Material provided

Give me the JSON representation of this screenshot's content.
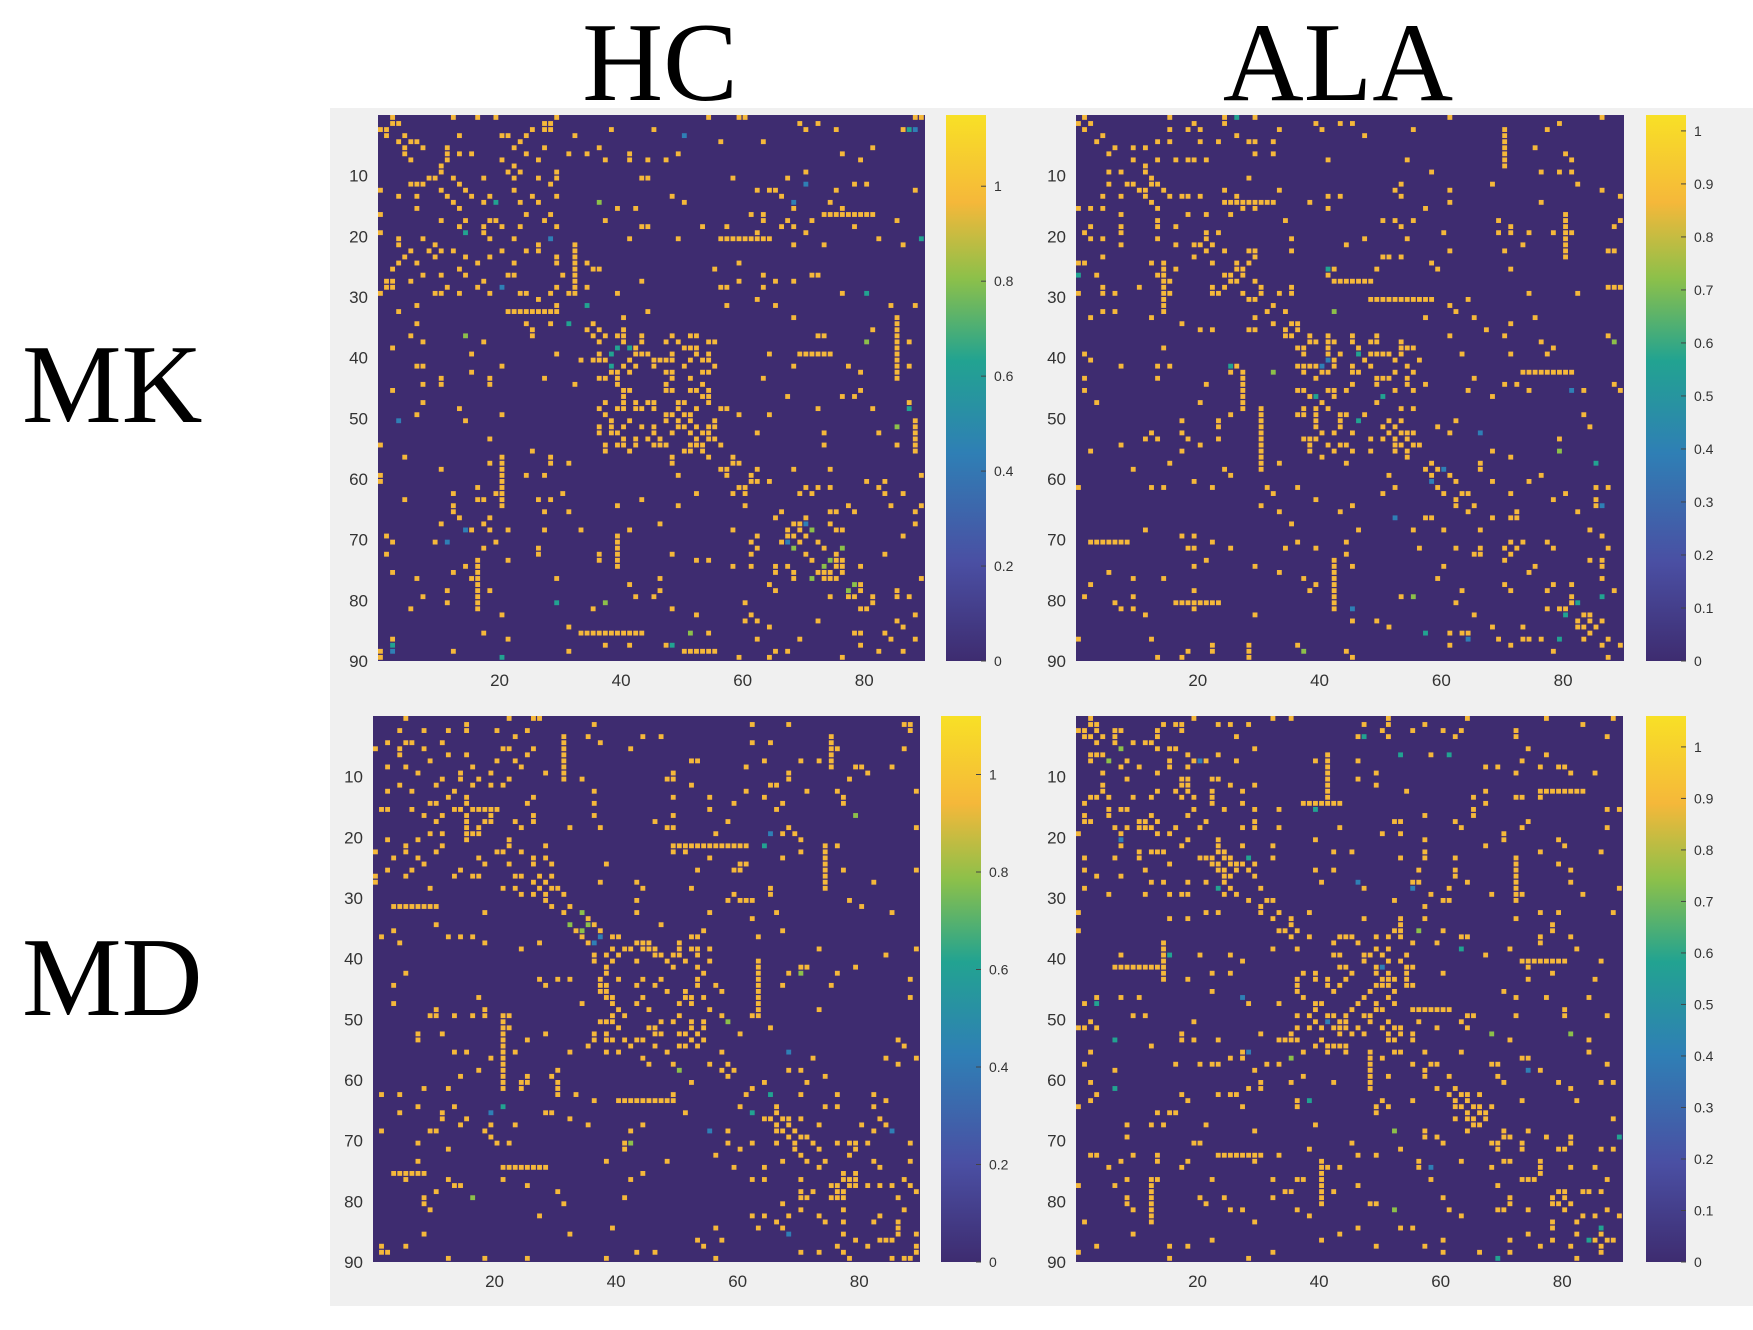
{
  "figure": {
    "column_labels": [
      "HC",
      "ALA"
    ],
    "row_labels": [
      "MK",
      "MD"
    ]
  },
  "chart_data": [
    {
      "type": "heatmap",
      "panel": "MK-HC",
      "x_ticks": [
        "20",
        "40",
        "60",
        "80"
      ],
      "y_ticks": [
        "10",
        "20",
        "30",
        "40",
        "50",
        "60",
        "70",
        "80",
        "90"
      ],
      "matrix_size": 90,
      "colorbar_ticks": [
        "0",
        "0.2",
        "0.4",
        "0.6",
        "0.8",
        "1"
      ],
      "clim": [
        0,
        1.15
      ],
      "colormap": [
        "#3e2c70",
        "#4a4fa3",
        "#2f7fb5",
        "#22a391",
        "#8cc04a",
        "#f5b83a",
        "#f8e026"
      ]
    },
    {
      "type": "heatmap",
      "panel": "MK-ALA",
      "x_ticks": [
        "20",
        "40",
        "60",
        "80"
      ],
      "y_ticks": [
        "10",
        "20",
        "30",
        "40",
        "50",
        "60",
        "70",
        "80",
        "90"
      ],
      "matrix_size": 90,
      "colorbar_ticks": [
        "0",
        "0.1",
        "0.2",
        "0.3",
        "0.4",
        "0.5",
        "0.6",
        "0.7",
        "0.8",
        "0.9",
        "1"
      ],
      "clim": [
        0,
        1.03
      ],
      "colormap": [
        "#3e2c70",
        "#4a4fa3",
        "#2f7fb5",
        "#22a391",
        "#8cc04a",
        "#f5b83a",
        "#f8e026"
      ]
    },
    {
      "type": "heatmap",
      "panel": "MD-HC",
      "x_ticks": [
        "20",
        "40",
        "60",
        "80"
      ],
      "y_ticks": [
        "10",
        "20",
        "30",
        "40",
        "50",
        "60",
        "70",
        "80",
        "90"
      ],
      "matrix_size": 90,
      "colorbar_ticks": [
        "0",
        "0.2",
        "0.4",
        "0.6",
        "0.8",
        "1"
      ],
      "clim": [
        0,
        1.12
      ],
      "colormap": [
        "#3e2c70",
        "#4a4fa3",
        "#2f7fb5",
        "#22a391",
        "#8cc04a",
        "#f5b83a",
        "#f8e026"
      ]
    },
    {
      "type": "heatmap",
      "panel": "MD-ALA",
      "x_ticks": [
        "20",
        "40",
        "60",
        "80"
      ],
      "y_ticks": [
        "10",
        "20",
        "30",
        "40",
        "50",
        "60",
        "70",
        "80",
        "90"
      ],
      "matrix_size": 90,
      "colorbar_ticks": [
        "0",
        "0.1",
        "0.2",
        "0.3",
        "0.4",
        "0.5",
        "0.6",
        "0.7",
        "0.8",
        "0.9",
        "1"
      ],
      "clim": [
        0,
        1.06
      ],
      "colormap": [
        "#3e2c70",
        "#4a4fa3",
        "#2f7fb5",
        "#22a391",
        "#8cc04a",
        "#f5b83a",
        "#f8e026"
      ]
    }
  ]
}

What is required
Which lines hold the string "panel"? Copy all of them from the data above.

Solution to this task
      "panel": "MK-HC",
      "panel": "MK-ALA",
      "panel": "MD-HC",
      "panel": "MD-ALA",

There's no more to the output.